++++ Stored data ++++

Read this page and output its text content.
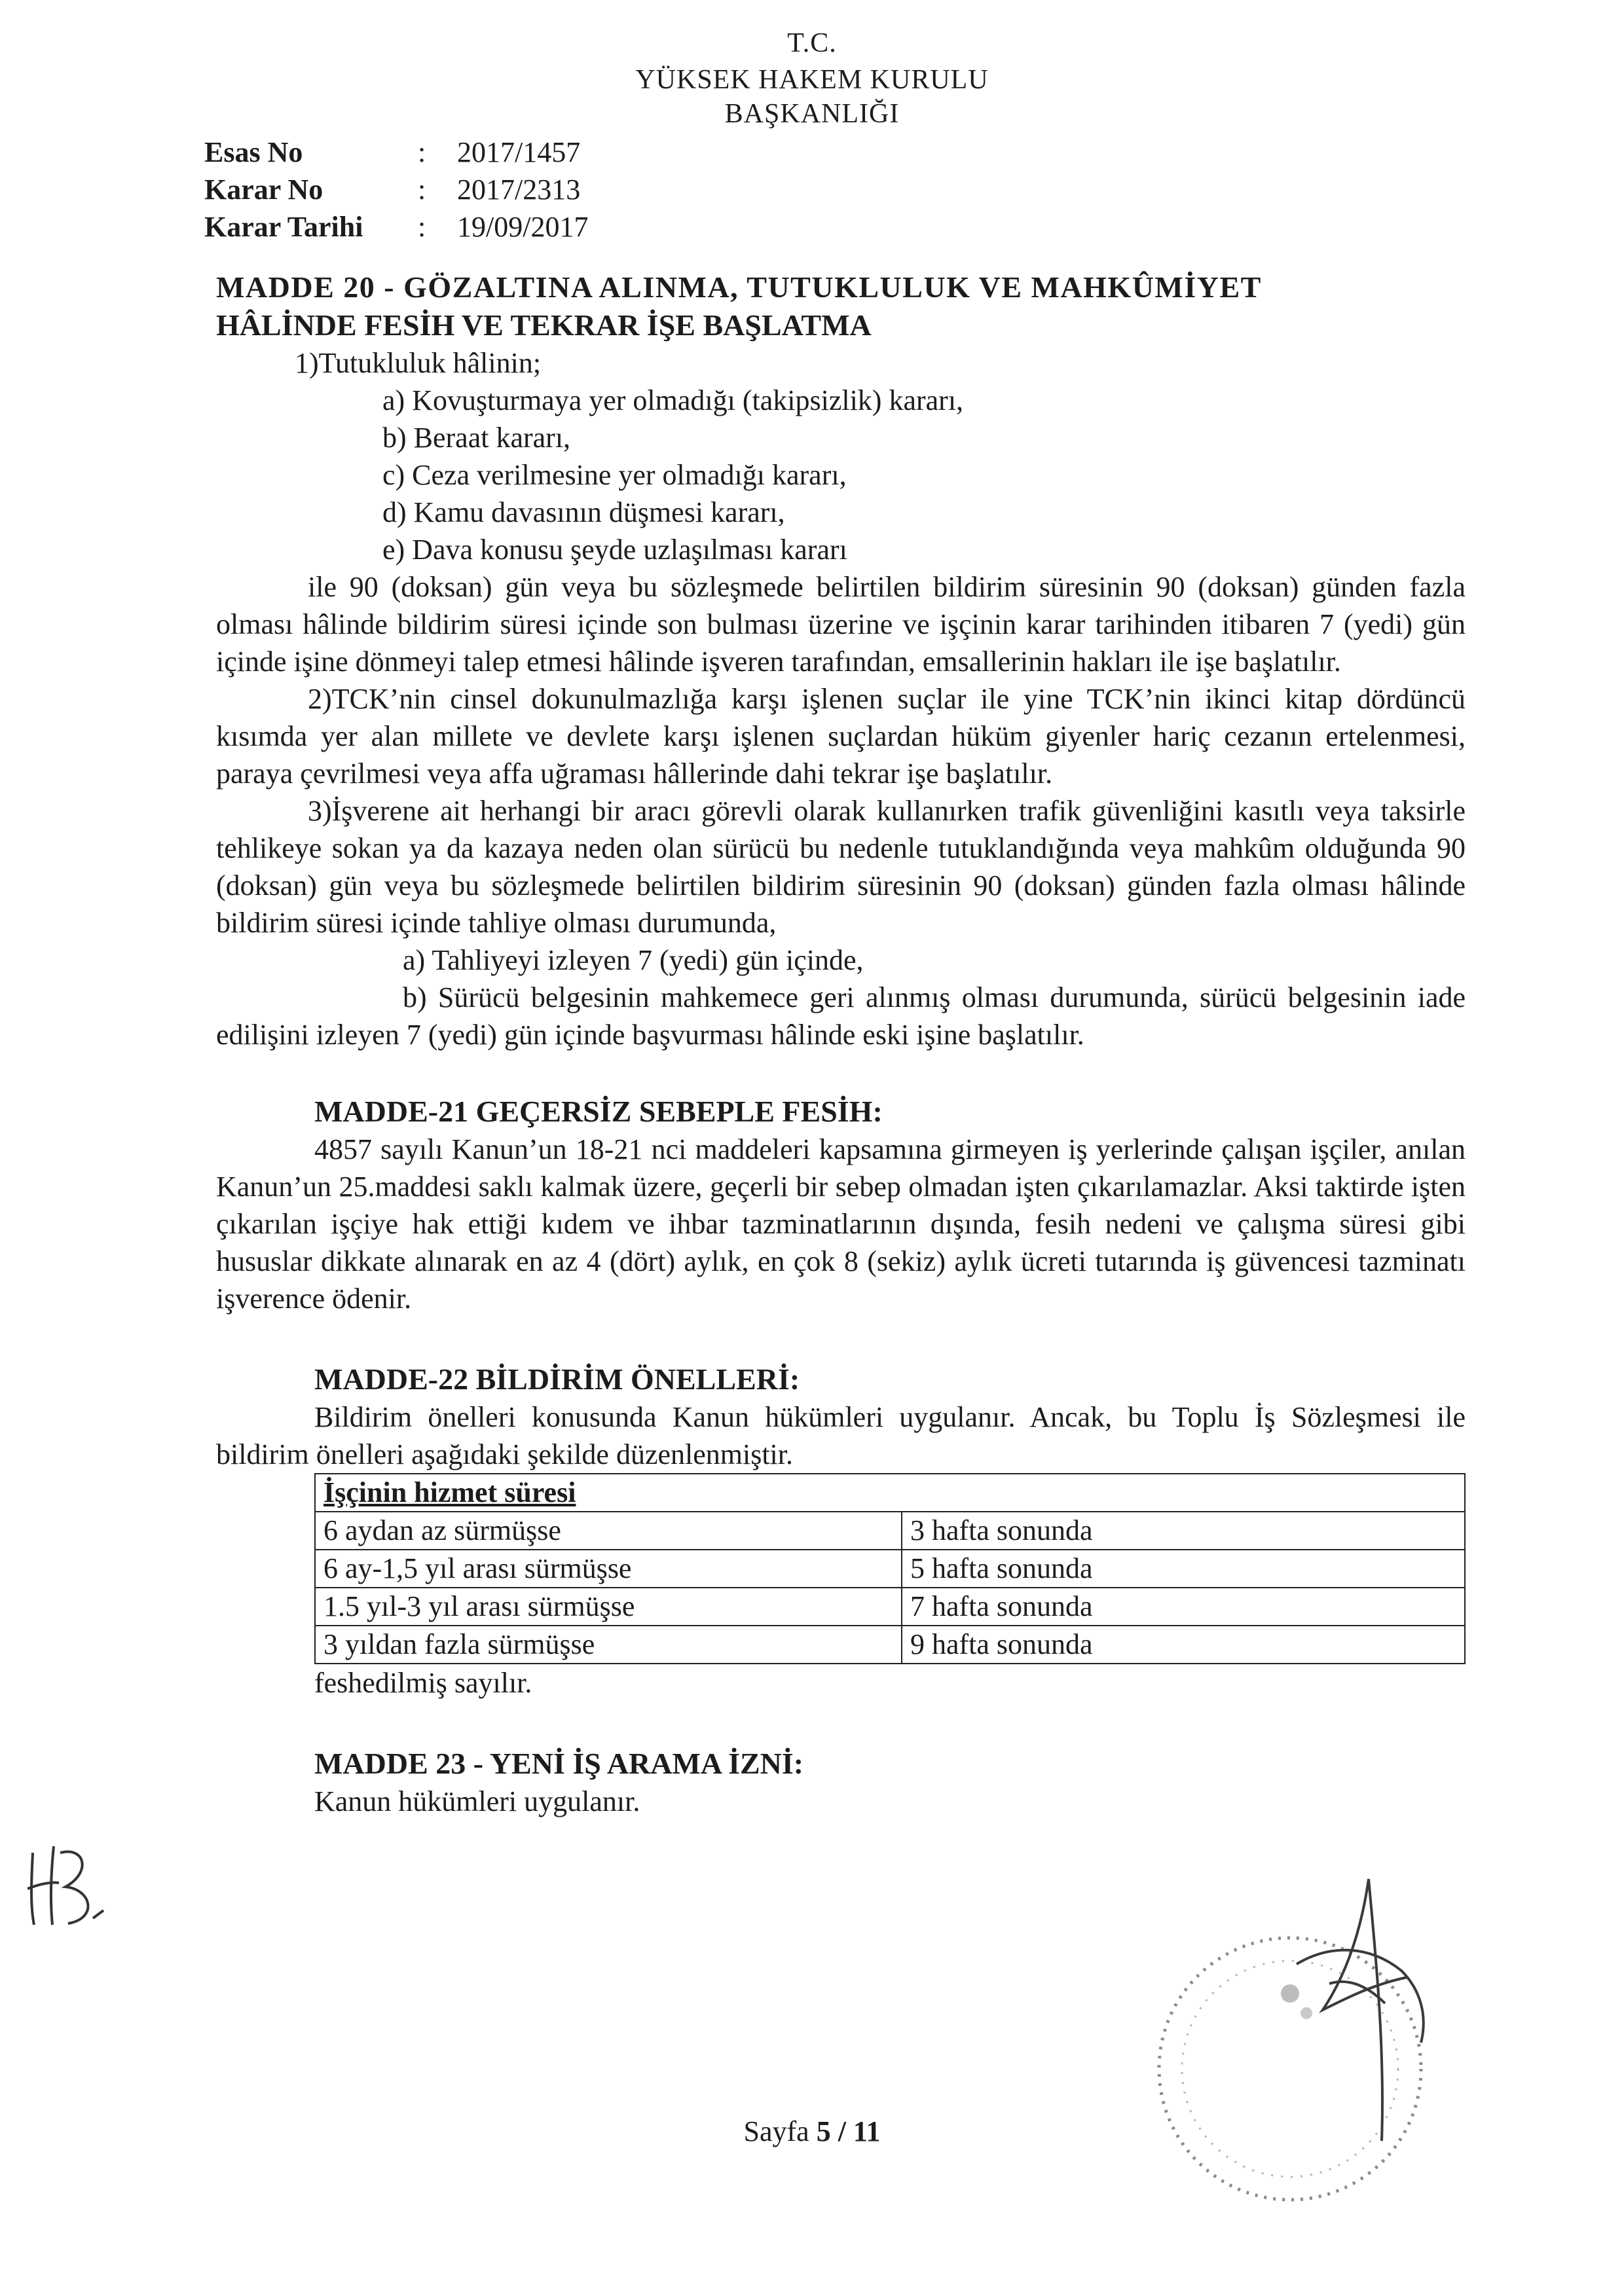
T.C.
YÜKSEK HAKEM KURULU
BAŞKANLIĞI
Esas No	:	2017/1457
Karar No	:	2017/2313
Karar Tarihi	:	19/09/2017
MADDE 20 - GÖZALTINA ALINMA, TUTUKLULUK VE MAHKÛMİYET
HÂLİNDE FESİH VE TEKRAR İŞE BAŞLATMA
1)Tutukluluk hâlinin;
a) Kovuşturmaya yer olmadığı (takipsizlik) kararı,
b) Beraat kararı,
c) Ceza verilmesine yer olmadığı kararı,
d) Kamu davasının düşmesi kararı,
e) Dava konusu şeyde uzlaşılması kararı
ile 90 (doksan) gün veya bu sözleşmede belirtilen bildirim süresinin 90 (doksan) günden fazla olması hâlinde bildirim süresi içinde son bulması üzerine ve işçinin karar tarihinden itibaren 7 (yedi) gün içinde işine dönmeyi talep etmesi hâlinde işveren tarafından, emsallerinin hakları ile işe başlatılır.
2)TCK’nin cinsel dokunulmazlığa karşı işlenen suçlar ile yine TCK’nin ikinci kitap dördüncü kısımda yer alan millete ve devlete karşı işlenen suçlardan hüküm giyenler hariç cezanın ertelenmesi, paraya çevrilmesi veya affa uğraması hâllerinde dahi tekrar işe başlatılır.
3)İşverene ait herhangi bir aracı görevli olarak kullanırken trafik güvenliğini kasıtlı veya taksirle tehlikeye sokan ya da kazaya neden olan sürücü bu nedenle tutuklandığında veya mahkûm olduğunda 90 (doksan) gün veya bu sözleşmede belirtilen bildirim süresinin 90 (doksan) günden fazla olması hâlinde bildirim süresi içinde tahliye olması durumunda,
a) Tahliyeyi izleyen 7 (yedi) gün içinde,
b) Sürücü belgesinin mahkemece geri alınmış olması durumunda, sürücü belgesinin iade edilişini izleyen 7 (yedi) gün içinde başvurması hâlinde eski işine başlatılır.
MADDE-21 GEÇERSİZ SEBEPLE FESİH:
4857 sayılı Kanun’un 18-21 nci maddeleri kapsamına girmeyen iş yerlerinde çalışan işçiler, anılan Kanun’un 25.maddesi saklı kalmak üzere, geçerli bir sebep olmadan işten çıkarılamazlar. Aksi taktirde işten çıkarılan işçiye hak ettiği kıdem ve ihbar tazminatlarının dışında, fesih nedeni ve çalışma süresi gibi hususlar dikkate alınarak en az 4 (dört) aylık, en çok 8 (sekiz) aylık ücreti tutarında iş güvencesi tazminatı işverence ödenir.
MADDE-22 BİLDİRİM ÖNELLERİ:
Bildirim önelleri konusunda Kanun hükümleri uygulanır. Ancak, bu Toplu İş Sözleşmesi ile bildirim önelleri aşağıdaki şekilde düzenlenmiştir.
İşçinin hizmet süresi	
6 aydan az sürmüşse	3 hafta sonunda
6 ay-1,5 yıl arası sürmüşse	5 hafta sonunda
1.5 yıl-3 yıl arası sürmüşse	7 hafta sonunda
3 yıldan fazla sürmüşse	9 hafta sonunda
feshedilmiş sayılır.
MADDE 23 - YENİ İŞ ARAMA İZNİ:
Kanun hükümleri uygulanır.
Sayfa 5 / 11
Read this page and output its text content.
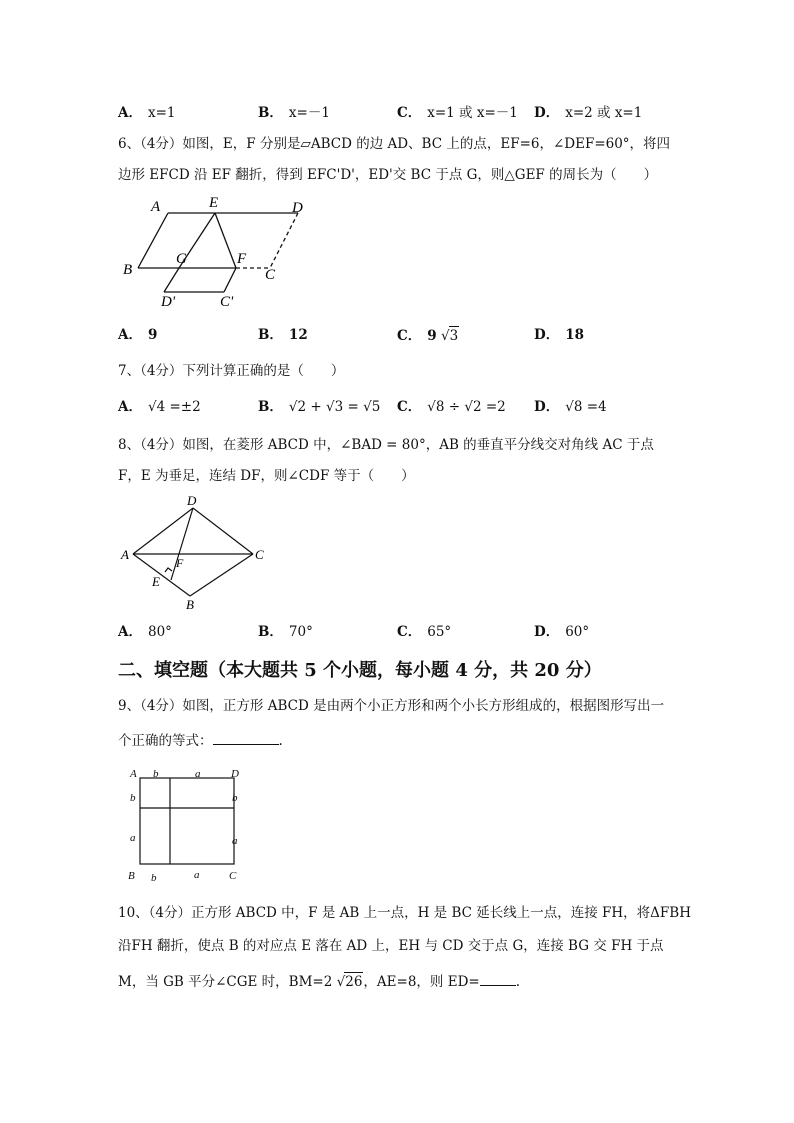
A． x=1	B． x=－1	C． x=1 或 x=－1 D． x=2 或 x=1
6、（4分）如图，E，F 分别是▱ABCD 的边 AD、BC 上的点，EF=6，∠DEF=60°，将四
边形 EFCD 沿 EF 翻折，得到 EFC'D'，ED'交 BC 于点 G，则△GEF 的周长为（　　）
A	E	D
B
G	F
C
D'	C'
A． 9	B． 12	C． 9 √3	D． 18
7、（4分）下列计算正确的是（　　）
A． √4 =±2	B． √2 + √3 = √5 C． √8 ÷ √2 =2 D． √8 =4
8、（4分）如图，在菱形 ABCD 中，∠BAD = 80°，AB 的垂直平分线交对角线 AC 于点
F，E 为垂足，连结 DF，则∠CDF 等于（　　）
A
D
C
B
E
F
A． 80°	B． 70°	C． 65°	D． 60°
二、填空题（本大题共 5 个小题，每小题 4 分，共 20 分）
9、（4分）如图，正方形 ABCD 是由两个小正方形和两个小长方形组成的，根据图形写出一
个正确的等式：	.
A b	a	D
b	b
a	a
B b	a	C
10、（4分）正方形 ABCD 中，F 是 AB 上一点，H 是 BC 延长线上一点，连接 FH，将ΔFBH
沿FH 翻折，使点 B 的对应点 E 落在 AD 上，EH 与 CD 交于点 G，连接 BG 交 FH 于点
M，当 GB 平分∠CGE 时，BM=2 √26，AE=8，则 ED=	.
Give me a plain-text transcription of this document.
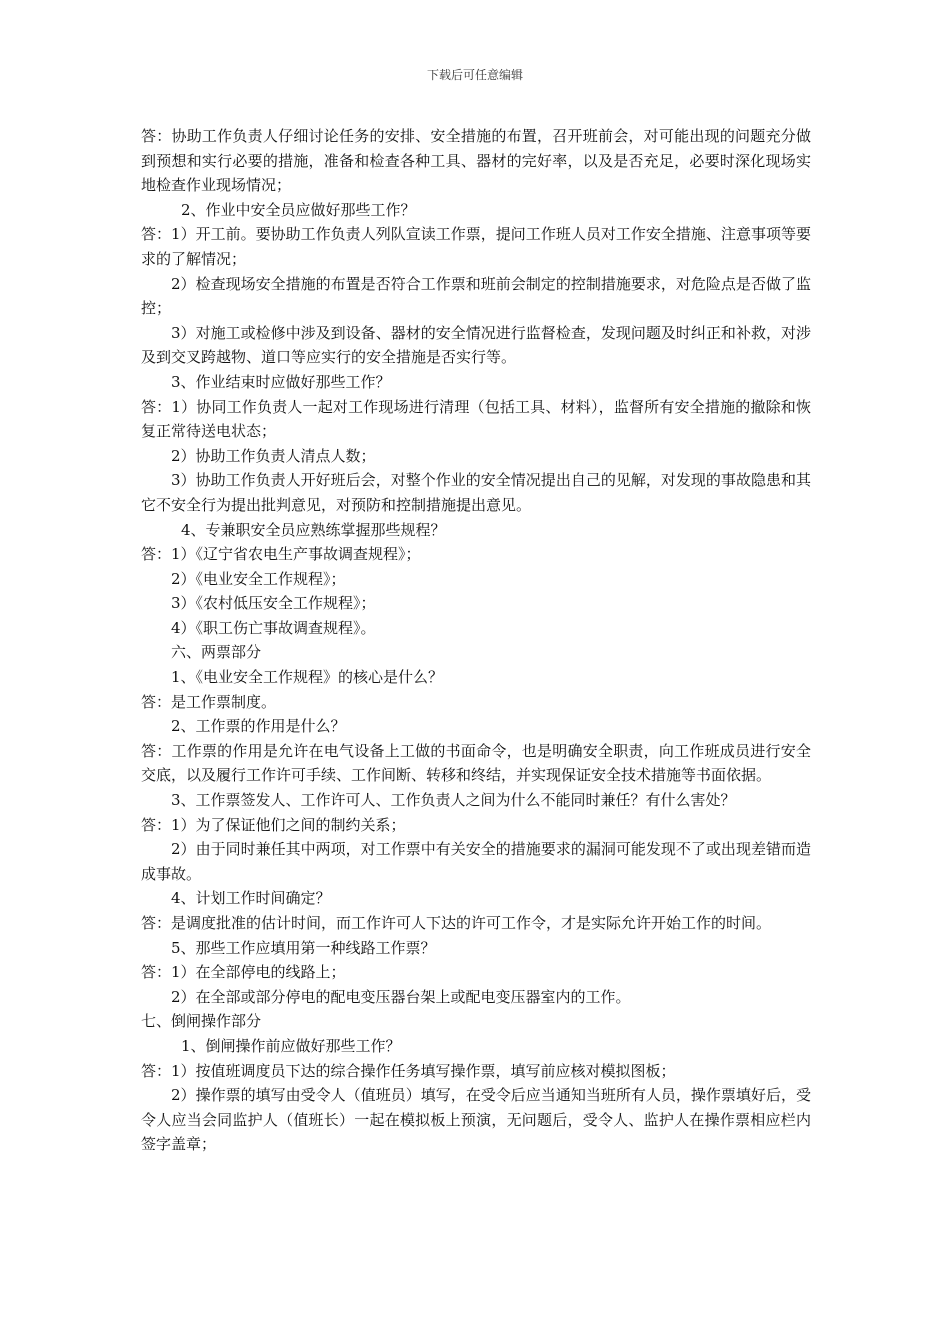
下载后可任意编辑

答：协助工作负责人仔细讨论任务的安排、安全措施的布置，召开班前会，对可能出现的问题充分做到预想和实行必要的措施，准备和检查各种工具、器材的完好率，以及是否充足，必要时深化现场实地检查作业现场情况；

2、作业中安全员应做好那些工作？

答：1）开工前。要协助工作负责人列队宣读工作票，提问工作班人员对工作安全措施、注意事项等要求的了解情况；

2）检查现场安全措施的布置是否符合工作票和班前会制定的控制措施要求，对危险点是否做了监控；

3）对施工或检修中涉及到设备、器材的安全情况进行监督检查，发现问题及时纠正和补救，对涉及到交叉跨越物、道口等应实行的安全措施是否实行等。

3、作业结束时应做好那些工作？

答：1）协同工作负责人一起对工作现场进行清理（包括工具、材料），监督所有安全措施的撤除和恢复正常待送电状态；

2）协助工作负责人清点人数；

3）协助工作负责人开好班后会，对整个作业的安全情况提出自己的见解，对发现的事故隐患和其它不安全行为提出批判意见，对预防和控制措施提出意见。

4、专兼职安全员应熟练掌握那些规程？

答：1）《辽宁省农电生产事故调查规程》；

2）《电业安全工作规程》；

3）《农村低压安全工作规程》；

4）《职工伤亡事故调查规程》。

六、两票部分

1、《电业安全工作规程》的核心是什么？

答：是工作票制度。

2、工作票的作用是什么？

答：工作票的作用是允许在电气设备上工做的书面命令，也是明确安全职责，向工作班成员进行安全交底，以及履行工作许可手续、工作间断、转移和终结，并实现保证安全技术措施等书面依据。

3、工作票签发人、工作许可人、工作负责人之间为什么不能同时兼任？有什么害处？

答：1）为了保证他们之间的制约关系；

2）由于同时兼任其中两项，对工作票中有关安全的措施要求的漏洞可能发现不了或出现差错而造成事故。

4、计划工作时间确定？

答：是调度批准的估计时间，而工作许可人下达的许可工作令，才是实际允许开始工作的时间。

5、那些工作应填用第一种线路工作票？

答：1）在全部停电的线路上；

2）在全部或部分停电的配电变压器台架上或配电变压器室内的工作。

七、倒闸操作部分

1、倒闸操作前应做好那些工作？

答：1）按值班调度员下达的综合操作任务填写操作票，填写前应核对模拟图板；

2）操作票的填写由受令人（值班员）填写，在受令后应当通知当班所有人员，操作票填好后，受令人应当会同监护人（值班长）一起在模拟板上预演，无问题后，受令人、监护人在操作票相应栏内签字盖章；
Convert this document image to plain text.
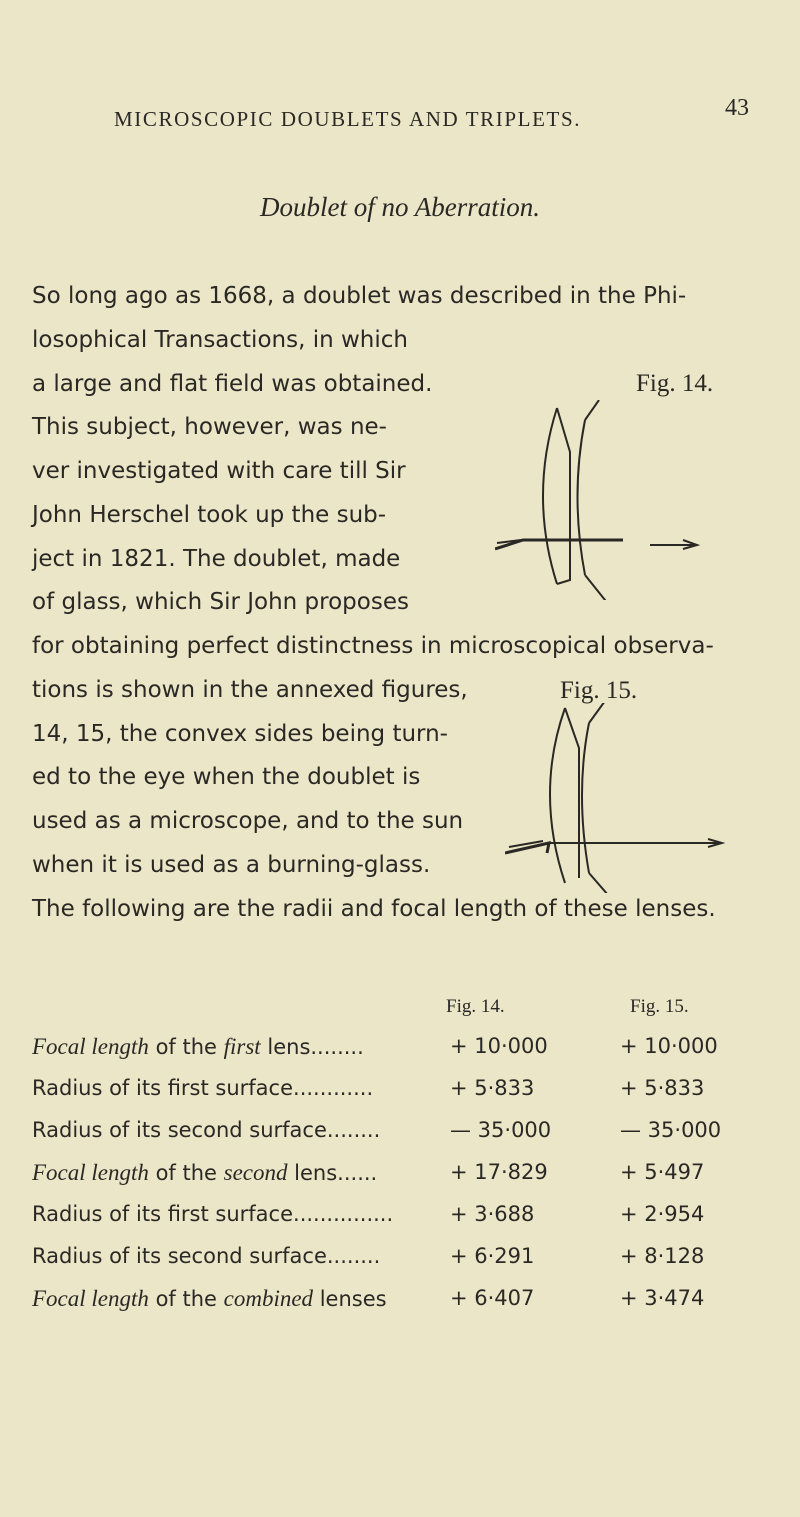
MICROSCOPIC DOUBLETS AND TRIPLETS.	43
Doublet of no Aberration.
So long ago as 1668, a doublet was described in the Phi-
losophical Transactions, in which
a large and flat field was obtained.
This subject, however, was ne-
ver investigated with care till Sir
John Herschel took up the sub-
ject in 1821. The doublet, made
of glass, which Sir John proposes
for obtaining perfect distinctness in microscopical observa-
tions is shown in the annexed figures,
14, 15, the convex sides being turn-
ed to the eye when the doublet is
used as a microscope, and to the sun
when it is used as a burning-glass.
The following are the radii and focal length of these lenses.
Fig. 14.
Fig. 15.
Fig. 14.	Fig. 15.
Focal length of the first lens........	+ 10·000	+ 10·000
Radius of its first surface............	+ 5·833	+ 5·833
Radius of its second surface........	— 35·000	— 35·000
Focal length of the second lens......	+ 17·829	+ 5·497
Radius of its first surface...............	+ 3·688	+ 2·954
Radius of its second surface........	+ 6·291	+ 8·128
Focal length of the combined lenses	+ 6·407	+ 3·474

++++

→ Directions for this task
Copy all lines of the material above where the string "which" occurs.

→ Answer to the problem
losophical Transactions, in which
of glass, which Sir John proposes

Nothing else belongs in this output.